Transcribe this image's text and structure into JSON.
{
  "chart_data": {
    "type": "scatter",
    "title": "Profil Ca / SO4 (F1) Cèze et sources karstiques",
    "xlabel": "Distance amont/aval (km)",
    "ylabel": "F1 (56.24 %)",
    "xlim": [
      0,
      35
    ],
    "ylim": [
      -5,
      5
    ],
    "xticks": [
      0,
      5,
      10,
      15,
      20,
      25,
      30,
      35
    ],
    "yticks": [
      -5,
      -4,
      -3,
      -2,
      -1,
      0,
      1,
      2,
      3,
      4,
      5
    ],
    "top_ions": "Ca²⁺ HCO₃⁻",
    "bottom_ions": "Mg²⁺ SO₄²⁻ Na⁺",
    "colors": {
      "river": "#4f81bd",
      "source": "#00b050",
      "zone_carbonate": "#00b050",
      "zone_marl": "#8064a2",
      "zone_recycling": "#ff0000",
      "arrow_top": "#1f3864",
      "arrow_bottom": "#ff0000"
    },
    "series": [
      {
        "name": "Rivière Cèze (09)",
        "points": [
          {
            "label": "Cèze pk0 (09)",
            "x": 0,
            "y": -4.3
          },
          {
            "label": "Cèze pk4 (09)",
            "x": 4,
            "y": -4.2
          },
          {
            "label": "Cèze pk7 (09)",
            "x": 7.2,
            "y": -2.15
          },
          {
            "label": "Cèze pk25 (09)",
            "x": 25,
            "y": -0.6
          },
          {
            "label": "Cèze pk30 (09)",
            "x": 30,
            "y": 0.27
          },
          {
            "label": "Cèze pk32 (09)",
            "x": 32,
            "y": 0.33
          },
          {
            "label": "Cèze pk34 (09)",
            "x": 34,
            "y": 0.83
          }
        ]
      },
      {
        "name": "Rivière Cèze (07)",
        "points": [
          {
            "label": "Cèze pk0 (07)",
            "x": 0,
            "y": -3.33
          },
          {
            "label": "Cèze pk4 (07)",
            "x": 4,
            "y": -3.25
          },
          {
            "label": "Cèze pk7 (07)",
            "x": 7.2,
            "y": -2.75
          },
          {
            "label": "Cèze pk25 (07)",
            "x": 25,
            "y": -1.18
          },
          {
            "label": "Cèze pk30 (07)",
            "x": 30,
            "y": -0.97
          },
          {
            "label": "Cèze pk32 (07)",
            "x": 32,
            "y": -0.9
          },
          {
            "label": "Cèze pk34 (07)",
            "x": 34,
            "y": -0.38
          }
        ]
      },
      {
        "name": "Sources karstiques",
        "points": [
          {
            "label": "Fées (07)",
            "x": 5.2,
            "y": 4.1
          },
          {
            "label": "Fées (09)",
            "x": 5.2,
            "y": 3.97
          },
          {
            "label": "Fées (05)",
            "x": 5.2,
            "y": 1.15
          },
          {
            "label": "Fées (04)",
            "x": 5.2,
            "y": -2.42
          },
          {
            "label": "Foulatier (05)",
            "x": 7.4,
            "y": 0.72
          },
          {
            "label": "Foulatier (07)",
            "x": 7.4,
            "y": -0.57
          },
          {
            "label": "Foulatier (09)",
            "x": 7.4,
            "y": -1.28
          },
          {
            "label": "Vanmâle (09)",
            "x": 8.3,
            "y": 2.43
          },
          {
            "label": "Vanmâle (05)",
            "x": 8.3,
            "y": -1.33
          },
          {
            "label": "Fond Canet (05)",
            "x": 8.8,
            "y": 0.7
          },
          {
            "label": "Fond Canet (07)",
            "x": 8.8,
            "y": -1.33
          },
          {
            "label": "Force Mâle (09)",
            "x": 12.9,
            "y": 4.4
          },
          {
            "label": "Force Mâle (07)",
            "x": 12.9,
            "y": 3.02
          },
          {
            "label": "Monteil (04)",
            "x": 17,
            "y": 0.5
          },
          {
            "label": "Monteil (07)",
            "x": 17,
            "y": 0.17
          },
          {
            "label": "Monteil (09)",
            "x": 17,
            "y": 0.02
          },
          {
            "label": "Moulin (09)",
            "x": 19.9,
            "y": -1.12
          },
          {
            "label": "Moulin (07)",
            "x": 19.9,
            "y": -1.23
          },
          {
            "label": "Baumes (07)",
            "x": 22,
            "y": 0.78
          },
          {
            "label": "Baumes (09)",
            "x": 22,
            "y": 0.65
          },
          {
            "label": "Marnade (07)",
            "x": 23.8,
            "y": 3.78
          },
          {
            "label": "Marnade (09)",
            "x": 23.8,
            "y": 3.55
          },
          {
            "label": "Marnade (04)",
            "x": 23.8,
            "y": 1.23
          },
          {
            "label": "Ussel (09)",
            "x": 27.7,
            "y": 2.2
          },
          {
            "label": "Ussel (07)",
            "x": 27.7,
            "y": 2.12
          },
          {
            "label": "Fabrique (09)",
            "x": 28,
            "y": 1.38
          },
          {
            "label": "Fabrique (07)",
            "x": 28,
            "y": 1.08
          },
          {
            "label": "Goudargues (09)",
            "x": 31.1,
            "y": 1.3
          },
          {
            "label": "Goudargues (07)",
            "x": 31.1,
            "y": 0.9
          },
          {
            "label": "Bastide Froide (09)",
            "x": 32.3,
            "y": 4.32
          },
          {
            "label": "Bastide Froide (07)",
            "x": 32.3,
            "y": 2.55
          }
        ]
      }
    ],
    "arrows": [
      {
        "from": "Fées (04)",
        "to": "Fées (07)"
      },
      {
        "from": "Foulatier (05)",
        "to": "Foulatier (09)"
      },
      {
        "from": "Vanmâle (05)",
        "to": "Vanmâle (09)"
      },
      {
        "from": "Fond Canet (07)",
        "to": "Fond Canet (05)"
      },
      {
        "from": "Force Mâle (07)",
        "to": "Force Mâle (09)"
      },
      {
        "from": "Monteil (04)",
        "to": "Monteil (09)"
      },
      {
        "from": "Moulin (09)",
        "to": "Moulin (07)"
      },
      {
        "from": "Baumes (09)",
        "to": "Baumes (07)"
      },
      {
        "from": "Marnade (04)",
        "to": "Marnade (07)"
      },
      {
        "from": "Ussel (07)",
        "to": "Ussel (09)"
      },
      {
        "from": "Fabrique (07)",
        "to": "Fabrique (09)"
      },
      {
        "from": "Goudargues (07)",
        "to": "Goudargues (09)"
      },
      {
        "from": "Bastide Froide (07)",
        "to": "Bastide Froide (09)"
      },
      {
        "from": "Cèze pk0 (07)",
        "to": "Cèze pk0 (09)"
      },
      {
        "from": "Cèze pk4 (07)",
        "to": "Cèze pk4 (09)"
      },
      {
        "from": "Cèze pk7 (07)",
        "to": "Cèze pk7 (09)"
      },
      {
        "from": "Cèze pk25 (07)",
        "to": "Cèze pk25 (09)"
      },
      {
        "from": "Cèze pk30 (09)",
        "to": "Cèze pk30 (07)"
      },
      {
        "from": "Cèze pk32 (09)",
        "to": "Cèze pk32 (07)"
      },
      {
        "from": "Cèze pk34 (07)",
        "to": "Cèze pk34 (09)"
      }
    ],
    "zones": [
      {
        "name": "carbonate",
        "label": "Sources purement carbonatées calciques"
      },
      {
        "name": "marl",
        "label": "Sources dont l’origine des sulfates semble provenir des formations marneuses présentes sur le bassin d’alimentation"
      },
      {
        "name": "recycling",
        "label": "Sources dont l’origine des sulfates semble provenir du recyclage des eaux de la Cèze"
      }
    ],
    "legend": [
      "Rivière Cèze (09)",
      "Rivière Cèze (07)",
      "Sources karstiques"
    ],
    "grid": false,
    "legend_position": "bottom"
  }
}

────────────────

* TASK TO CARRY OUT: Output the lines above verbatim and in full.

* FULL ANSWER:
Transcribe this image's text and structure into JSON.
{
  "chart_data": {
    "type": "scatter",
    "title": "Profil Ca / SO4 (F1) Cèze et sources karstiques",
    "xlabel": "Distance amont/aval (km)",
    "ylabel": "F1 (56.24 %)",
    "xlim": [
      0,
      35
    ],
    "ylim": [
      -5,
      5
    ],
    "xticks": [
      0,
      5,
      10,
      15,
      20,
      25,
      30,
      35
    ],
    "yticks": [
      -5,
      -4,
      -3,
      -2,
      -1,
      0,
      1,
      2,
      3,
      4,
      5
    ],
    "top_ions": "Ca²⁺ HCO₃⁻",
    "bottom_ions": "Mg²⁺ SO₄²⁻ Na⁺",
    "colors": {
      "river": "#4f81bd",
      "source": "#00b050",
      "zone_carbonate": "#00b050",
      "zone_marl": "#8064a2",
      "zone_recycling": "#ff0000",
      "arrow_top": "#1f3864",
      "arrow_bottom": "#ff0000"
    },
    "series": [
      {
        "name": "Rivière Cèze (09)",
        "points": [
          {
            "label": "Cèze pk0 (09)",
            "x": 0,
            "y": -4.3
          },
          {
            "label": "Cèze pk4 (09)",
            "x": 4,
            "y": -4.2
          },
          {
            "label": "Cèze pk7 (09)",
            "x": 7.2,
            "y": -2.15
          },
          {
            "label": "Cèze pk25 (09)",
            "x": 25,
            "y": -0.6
          },
          {
            "label": "Cèze pk30 (09)",
            "x": 30,
            "y": 0.27
          },
          {
            "label": "Cèze pk32 (09)",
            "x": 32,
            "y": 0.33
          },
          {
            "label": "Cèze pk34 (09)",
            "x": 34,
            "y": 0.83
          }
        ]
      },
      {
        "name": "Rivière Cèze (07)",
        "points": [
          {
            "label": "Cèze pk0 (07)",
            "x": 0,
            "y": -3.33
          },
          {
            "label": "Cèze pk4 (07)",
            "x": 4,
            "y": -3.25
          },
          {
            "label": "Cèze pk7 (07)",
            "x": 7.2,
            "y": -2.75
          },
          {
            "label": "Cèze pk25 (07)",
            "x": 25,
            "y": -1.18
          },
          {
            "label": "Cèze pk30 (07)",
            "x": 30,
            "y": -0.97
          },
          {
            "label": "Cèze pk32 (07)",
            "x": 32,
            "y": -0.9
          },
          {
            "label": "Cèze pk34 (07)",
            "x": 34,
            "y": -0.38
          }
        ]
      },
      {
        "name": "Sources karstiques",
        "points": [
          {
            "label": "Fées (07)",
            "x": 5.2,
            "y": 4.1
          },
          {
            "label": "Fées (09)",
            "x": 5.2,
            "y": 3.97
          },
          {
            "label": "Fées (05)",
            "x": 5.2,
            "y": 1.15
          },
          {
            "label": "Fées (04)",
            "x": 5.2,
            "y": -2.42
          },
          {
            "label": "Foulatier (05)",
            "x": 7.4,
            "y": 0.72
          },
          {
            "label": "Foulatier (07)",
            "x": 7.4,
            "y": -0.57
          },
          {
            "label": "Foulatier (09)",
            "x": 7.4,
            "y": -1.28
          },
          {
            "label": "Vanmâle (09)",
            "x": 8.3,
            "y": 2.43
          },
          {
            "label": "Vanmâle (05)",
            "x": 8.3,
            "y": -1.33
          },
          {
            "label": "Fond Canet (05)",
            "x": 8.8,
            "y": 0.7
          },
          {
            "label": "Fond Canet (07)",
            "x": 8.8,
            "y": -1.33
          },
          {
            "label": "Force Mâle (09)",
            "x": 12.9,
            "y": 4.4
          },
          {
            "label": "Force Mâle (07)",
            "x": 12.9,
            "y": 3.02
          },
          {
            "label": "Monteil (04)",
            "x": 17,
            "y": 0.5
          },
          {
            "label": "Monteil (07)",
            "x": 17,
            "y": 0.17
          },
          {
            "label": "Monteil (09)",
            "x": 17,
            "y": 0.02
          },
          {
            "label": "Moulin (09)",
            "x": 19.9,
            "y": -1.12
          },
          {
            "label": "Moulin (07)",
            "x": 19.9,
            "y": -1.23
          },
          {
            "label": "Baumes (07)",
            "x": 22,
            "y": 0.78
          },
          {
            "label": "Baumes (09)",
            "x": 22,
            "y": 0.65
          },
          {
            "label": "Marnade (07)",
            "x": 23.8,
            "y": 3.78
          },
          {
            "label": "Marnade (09)",
            "x": 23.8,
            "y": 3.55
          },
          {
            "label": "Marnade (04)",
            "x": 23.8,
            "y": 1.23
          },
          {
            "label": "Ussel (09)",
            "x": 27.7,
            "y": 2.2
          },
          {
            "label": "Ussel (07)",
            "x": 27.7,
            "y": 2.12
          },
          {
            "label": "Fabrique (09)",
            "x": 28,
            "y": 1.38
          },
          {
            "label": "Fabrique (07)",
            "x": 28,
            "y": 1.08
          },
          {
            "label": "Goudargues (09)",
            "x": 31.1,
            "y": 1.3
          },
          {
            "label": "Goudargues (07)",
            "x": 31.1,
            "y": 0.9
          },
          {
            "label": "Bastide Froide (09)",
            "x": 32.3,
            "y": 4.32
          },
          {
            "label": "Bastide Froide (07)",
            "x": 32.3,
            "y": 2.55
          }
        ]
      }
    ],
    "arrows": [
      {
        "from": "Fées (04)",
        "to": "Fées (07)"
      },
      {
        "from": "Foulatier (05)",
        "to": "Foulatier (09)"
      },
      {
        "from": "Vanmâle (05)",
        "to": "Vanmâle (09)"
      },
      {
        "from": "Fond Canet (07)",
        "to": "Fond Canet (05)"
      },
      {
        "from": "Force Mâle (07)",
        "to": "Force Mâle (09)"
      },
      {
        "from": "Monteil (04)",
        "to": "Monteil (09)"
      },
      {
        "from": "Moulin (09)",
        "to": "Moulin (07)"
      },
      {
        "from": "Baumes (09)",
        "to": "Baumes (07)"
      },
      {
        "from": "Marnade (04)",
        "to": "Marnade (07)"
      },
      {
        "from": "Ussel (07)",
        "to": "Ussel (09)"
      },
      {
        "from": "Fabrique (07)",
        "to": "Fabrique (09)"
      },
      {
        "from": "Goudargues (07)",
        "to": "Goudargues (09)"
      },
      {
        "from": "Bastide Froide (07)",
        "to": "Bastide Froide (09)"
      },
      {
        "from": "Cèze pk0 (07)",
        "to": "Cèze pk0 (09)"
      },
      {
        "from": "Cèze pk4 (07)",
        "to": "Cèze pk4 (09)"
      },
      {
        "from": "Cèze pk7 (07)",
        "to": "Cèze pk7 (09)"
      },
      {
        "from": "Cèze pk25 (07)",
        "to": "Cèze pk25 (09)"
      },
      {
        "from": "Cèze pk30 (09)",
        "to": "Cèze pk30 (07)"
      },
      {
        "from": "Cèze pk32 (09)",
        "to": "Cèze pk32 (07)"
      },
      {
        "from": "Cèze pk34 (07)",
        "to": "Cèze pk34 (09)"
      }
    ],
    "zones": [
      {
        "name": "carbonate",
        "label": "Sources purement carbonatées calciques"
      },
      {
        "name": "marl",
        "label": "Sources dont l’origine des sulfates semble provenir des formations marneuses présentes sur le bassin d’alimentation"
      },
      {
        "name": "recycling",
        "label": "Sources dont l’origine des sulfates semble provenir du recyclage des eaux de la Cèze"
      }
    ],
    "legend": [
      "Rivière Cèze (09)",
      "Rivière Cèze (07)",
      "Sources karstiques"
    ],
    "grid": false,
    "legend_position": "bottom"
  }
}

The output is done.